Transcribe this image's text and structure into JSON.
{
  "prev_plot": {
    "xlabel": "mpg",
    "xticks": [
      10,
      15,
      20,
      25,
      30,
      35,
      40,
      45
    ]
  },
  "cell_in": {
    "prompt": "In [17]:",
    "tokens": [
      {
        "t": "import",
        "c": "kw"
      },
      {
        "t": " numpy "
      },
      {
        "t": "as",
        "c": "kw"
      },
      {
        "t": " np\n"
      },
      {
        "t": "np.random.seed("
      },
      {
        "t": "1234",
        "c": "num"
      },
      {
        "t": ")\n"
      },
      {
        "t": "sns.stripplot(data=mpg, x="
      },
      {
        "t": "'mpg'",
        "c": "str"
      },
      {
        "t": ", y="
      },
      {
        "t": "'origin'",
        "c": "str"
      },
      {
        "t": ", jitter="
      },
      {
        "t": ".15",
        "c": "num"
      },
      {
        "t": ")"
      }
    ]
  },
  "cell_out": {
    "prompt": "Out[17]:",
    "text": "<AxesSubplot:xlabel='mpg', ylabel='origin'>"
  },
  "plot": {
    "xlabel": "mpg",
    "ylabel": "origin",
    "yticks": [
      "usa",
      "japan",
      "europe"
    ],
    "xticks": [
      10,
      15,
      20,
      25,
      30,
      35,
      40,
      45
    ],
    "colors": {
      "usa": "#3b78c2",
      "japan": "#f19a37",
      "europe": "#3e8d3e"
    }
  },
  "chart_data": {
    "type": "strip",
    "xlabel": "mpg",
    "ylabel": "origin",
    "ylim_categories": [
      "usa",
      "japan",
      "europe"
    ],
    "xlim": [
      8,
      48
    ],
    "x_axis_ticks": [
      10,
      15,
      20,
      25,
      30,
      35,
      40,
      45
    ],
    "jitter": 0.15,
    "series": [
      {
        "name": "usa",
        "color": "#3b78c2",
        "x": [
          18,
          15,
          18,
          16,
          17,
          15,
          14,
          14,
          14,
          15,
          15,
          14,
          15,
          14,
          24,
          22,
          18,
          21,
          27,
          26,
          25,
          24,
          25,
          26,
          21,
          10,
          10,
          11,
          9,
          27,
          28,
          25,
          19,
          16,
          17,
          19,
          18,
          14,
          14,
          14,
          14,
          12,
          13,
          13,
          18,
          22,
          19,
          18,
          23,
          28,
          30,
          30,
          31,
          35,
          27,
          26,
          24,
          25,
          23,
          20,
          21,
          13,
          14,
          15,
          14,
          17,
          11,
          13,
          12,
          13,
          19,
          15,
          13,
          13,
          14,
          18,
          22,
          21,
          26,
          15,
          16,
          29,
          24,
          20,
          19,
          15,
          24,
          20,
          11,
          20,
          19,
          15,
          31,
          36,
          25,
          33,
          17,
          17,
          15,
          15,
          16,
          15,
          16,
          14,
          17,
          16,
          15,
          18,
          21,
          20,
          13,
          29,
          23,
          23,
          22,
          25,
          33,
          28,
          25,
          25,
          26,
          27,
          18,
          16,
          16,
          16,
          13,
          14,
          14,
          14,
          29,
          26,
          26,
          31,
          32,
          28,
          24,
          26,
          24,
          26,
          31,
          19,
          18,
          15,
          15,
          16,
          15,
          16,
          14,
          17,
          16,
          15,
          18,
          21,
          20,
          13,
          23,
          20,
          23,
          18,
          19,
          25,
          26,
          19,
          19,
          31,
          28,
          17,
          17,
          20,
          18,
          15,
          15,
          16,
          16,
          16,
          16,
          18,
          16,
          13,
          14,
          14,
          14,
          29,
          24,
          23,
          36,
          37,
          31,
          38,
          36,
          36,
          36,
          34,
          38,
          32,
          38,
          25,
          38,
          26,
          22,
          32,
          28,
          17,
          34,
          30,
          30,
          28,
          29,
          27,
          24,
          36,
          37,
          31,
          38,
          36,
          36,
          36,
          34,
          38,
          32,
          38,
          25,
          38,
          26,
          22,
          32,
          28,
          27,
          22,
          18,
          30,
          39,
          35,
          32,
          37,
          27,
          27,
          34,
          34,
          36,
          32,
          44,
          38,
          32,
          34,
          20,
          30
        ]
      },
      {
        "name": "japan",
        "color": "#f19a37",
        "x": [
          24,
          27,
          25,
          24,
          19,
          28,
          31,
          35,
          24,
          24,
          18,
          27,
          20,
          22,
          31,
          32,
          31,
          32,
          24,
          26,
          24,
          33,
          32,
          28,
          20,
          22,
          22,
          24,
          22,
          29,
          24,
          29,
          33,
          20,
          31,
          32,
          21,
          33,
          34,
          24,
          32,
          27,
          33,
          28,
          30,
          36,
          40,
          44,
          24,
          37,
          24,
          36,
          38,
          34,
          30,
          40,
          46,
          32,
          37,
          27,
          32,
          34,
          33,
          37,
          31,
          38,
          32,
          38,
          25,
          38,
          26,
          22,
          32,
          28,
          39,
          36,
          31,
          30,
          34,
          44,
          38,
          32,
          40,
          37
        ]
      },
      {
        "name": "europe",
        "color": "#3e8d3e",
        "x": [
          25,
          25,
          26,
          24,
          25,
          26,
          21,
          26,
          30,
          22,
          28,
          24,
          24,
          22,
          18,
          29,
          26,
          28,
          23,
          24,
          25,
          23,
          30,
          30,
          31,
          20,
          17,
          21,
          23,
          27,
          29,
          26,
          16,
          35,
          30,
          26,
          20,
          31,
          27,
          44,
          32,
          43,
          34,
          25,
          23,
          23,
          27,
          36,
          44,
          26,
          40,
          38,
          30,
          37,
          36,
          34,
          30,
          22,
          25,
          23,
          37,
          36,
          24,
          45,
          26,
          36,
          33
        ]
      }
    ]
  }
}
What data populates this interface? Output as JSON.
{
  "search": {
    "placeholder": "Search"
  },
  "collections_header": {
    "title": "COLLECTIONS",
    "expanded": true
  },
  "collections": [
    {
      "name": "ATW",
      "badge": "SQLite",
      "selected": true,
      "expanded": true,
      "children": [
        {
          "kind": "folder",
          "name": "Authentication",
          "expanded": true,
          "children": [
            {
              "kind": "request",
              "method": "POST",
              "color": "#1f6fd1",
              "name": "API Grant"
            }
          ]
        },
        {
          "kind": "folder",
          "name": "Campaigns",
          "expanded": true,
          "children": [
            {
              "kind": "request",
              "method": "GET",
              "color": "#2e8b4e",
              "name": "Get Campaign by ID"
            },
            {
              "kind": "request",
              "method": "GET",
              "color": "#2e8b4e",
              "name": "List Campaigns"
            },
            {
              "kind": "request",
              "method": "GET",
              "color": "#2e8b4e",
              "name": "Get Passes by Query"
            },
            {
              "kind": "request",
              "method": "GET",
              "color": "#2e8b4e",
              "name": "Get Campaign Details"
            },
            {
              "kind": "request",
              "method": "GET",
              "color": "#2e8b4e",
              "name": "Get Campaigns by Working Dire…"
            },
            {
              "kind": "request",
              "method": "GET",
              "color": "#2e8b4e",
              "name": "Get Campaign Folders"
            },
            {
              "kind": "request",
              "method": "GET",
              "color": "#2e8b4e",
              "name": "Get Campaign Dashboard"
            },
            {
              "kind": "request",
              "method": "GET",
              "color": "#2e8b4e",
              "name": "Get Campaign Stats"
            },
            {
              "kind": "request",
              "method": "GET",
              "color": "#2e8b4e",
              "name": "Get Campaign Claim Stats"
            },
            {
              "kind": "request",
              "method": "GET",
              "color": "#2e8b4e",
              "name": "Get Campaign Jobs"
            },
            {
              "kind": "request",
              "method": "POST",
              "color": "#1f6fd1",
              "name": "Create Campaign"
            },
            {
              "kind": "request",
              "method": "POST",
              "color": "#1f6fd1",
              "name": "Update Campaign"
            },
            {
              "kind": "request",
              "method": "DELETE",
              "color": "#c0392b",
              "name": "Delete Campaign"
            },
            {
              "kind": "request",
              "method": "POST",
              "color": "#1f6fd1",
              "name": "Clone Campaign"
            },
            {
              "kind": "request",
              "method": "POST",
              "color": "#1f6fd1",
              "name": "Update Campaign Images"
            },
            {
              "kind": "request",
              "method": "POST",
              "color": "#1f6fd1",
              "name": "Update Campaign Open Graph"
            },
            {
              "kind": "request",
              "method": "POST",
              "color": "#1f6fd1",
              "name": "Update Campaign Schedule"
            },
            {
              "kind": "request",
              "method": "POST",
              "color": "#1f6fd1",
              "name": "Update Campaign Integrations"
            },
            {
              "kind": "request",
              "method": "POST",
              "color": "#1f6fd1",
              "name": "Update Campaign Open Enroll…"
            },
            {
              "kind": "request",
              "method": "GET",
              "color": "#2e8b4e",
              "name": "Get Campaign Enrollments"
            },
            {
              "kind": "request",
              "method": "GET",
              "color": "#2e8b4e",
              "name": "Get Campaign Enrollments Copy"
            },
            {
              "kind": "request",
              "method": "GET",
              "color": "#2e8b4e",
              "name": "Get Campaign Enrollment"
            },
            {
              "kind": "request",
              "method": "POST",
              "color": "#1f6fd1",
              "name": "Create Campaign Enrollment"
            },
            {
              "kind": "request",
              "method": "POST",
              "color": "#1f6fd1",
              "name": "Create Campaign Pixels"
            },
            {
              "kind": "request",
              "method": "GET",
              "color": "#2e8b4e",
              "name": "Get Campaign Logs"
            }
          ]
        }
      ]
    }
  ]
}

==============================

TASK: Each line that holds the word "europe" should be extracted from the records.

TASK RESPONSE:
      "europe"
      "europe": "#3e8d3e"
      "europe"
        "name": "europe",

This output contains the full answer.